• Given request:
Go over the entries below line by line, copying each one that contains the word "角速度ω和半径".

• Data shown:
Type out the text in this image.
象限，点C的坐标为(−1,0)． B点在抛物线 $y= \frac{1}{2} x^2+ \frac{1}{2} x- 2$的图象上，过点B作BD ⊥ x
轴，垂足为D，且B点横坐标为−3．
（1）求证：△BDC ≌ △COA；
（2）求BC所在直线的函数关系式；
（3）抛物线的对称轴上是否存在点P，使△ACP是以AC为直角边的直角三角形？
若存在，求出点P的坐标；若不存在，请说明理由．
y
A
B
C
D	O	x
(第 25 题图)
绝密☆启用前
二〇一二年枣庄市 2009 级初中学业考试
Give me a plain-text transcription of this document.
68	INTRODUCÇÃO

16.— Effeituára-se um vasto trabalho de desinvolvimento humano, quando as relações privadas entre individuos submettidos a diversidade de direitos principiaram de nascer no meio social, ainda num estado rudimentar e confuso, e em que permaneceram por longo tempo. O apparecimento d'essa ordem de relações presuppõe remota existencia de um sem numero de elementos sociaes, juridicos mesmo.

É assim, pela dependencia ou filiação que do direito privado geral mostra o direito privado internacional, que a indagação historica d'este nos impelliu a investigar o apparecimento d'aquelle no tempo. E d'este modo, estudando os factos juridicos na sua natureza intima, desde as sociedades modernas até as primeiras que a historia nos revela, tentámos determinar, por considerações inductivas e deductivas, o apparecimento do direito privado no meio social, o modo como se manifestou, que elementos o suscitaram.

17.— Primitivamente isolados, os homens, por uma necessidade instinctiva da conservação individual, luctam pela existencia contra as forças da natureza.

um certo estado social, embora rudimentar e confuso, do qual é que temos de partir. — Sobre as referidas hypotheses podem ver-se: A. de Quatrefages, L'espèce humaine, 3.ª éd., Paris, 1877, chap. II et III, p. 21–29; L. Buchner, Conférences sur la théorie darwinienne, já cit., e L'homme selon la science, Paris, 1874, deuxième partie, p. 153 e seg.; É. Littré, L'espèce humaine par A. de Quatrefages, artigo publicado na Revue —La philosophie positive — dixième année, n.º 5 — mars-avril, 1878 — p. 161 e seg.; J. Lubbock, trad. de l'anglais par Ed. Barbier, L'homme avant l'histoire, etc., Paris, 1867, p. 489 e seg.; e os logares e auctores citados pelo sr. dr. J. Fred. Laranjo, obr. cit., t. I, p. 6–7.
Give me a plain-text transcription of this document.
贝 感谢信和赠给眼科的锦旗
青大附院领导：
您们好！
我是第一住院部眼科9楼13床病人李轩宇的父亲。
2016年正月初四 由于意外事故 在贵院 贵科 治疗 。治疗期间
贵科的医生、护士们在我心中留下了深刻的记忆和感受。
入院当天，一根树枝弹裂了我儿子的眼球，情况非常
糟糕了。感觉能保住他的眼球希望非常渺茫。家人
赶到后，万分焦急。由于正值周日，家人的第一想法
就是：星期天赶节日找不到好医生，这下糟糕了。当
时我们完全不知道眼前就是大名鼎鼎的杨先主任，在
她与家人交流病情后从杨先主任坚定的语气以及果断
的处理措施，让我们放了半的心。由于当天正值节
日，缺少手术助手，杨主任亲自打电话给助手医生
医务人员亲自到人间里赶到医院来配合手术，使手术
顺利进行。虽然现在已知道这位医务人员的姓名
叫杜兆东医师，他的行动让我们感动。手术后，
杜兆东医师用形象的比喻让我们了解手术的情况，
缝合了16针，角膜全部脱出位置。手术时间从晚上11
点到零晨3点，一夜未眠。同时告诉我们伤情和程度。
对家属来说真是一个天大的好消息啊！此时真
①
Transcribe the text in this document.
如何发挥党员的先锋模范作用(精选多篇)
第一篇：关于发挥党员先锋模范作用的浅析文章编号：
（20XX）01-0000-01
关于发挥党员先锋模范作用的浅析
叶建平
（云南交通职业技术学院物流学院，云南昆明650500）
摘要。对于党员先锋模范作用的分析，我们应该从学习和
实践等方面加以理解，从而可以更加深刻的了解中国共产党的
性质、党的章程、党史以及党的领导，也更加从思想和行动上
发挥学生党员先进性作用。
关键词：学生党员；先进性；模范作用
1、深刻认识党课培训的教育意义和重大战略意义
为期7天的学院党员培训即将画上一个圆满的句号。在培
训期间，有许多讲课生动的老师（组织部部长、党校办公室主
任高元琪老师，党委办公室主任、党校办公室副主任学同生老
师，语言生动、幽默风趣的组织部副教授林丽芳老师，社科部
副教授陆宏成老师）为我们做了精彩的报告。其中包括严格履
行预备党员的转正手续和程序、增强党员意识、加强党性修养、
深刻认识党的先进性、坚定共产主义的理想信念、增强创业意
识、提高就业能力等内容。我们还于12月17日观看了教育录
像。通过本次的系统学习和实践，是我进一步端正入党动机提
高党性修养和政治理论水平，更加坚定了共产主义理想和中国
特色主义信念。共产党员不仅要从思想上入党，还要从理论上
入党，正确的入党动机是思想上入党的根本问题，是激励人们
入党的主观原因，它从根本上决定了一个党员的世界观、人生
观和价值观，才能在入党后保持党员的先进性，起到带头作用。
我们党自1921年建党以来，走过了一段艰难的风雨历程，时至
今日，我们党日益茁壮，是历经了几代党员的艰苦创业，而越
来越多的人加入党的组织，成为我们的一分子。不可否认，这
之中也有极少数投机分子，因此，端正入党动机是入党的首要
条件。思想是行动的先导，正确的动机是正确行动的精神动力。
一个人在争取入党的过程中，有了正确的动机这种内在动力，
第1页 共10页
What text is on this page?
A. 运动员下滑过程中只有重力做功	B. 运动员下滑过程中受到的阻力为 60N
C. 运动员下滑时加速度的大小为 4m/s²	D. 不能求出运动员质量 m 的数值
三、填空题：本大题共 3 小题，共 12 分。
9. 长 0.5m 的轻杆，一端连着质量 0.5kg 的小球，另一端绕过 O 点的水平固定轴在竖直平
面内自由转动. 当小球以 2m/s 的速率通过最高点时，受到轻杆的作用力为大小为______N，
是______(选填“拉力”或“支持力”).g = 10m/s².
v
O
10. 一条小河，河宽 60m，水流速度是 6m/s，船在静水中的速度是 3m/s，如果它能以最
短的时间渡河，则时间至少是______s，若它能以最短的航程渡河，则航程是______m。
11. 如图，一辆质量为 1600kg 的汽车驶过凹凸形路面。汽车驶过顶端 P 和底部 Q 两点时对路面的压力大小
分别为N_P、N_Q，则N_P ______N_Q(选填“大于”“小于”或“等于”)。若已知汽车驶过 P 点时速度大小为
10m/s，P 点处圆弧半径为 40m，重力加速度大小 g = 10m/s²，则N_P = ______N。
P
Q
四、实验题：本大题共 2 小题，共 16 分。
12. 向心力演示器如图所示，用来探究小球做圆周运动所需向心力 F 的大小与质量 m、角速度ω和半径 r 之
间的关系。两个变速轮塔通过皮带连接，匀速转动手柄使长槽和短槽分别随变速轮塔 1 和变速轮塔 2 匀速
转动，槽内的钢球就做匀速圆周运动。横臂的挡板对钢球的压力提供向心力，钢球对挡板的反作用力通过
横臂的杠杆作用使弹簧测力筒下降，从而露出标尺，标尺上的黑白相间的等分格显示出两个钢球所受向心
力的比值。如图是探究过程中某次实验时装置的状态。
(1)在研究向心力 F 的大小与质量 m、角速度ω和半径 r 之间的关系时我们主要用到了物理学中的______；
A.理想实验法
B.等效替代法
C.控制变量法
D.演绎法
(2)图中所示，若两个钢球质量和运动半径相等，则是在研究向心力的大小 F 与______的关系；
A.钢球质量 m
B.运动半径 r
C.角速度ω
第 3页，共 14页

• Solution to this problem:
12. 向心力演示器如图所示，用来探究小球做圆周运动所需向心力 F 的大小与质量 m、角速度ω和半径 r 之
(1)在研究向心力 F 的大小与质量 m、角速度ω和半径 r 之间的关系时我们主要用到了物理学中的______；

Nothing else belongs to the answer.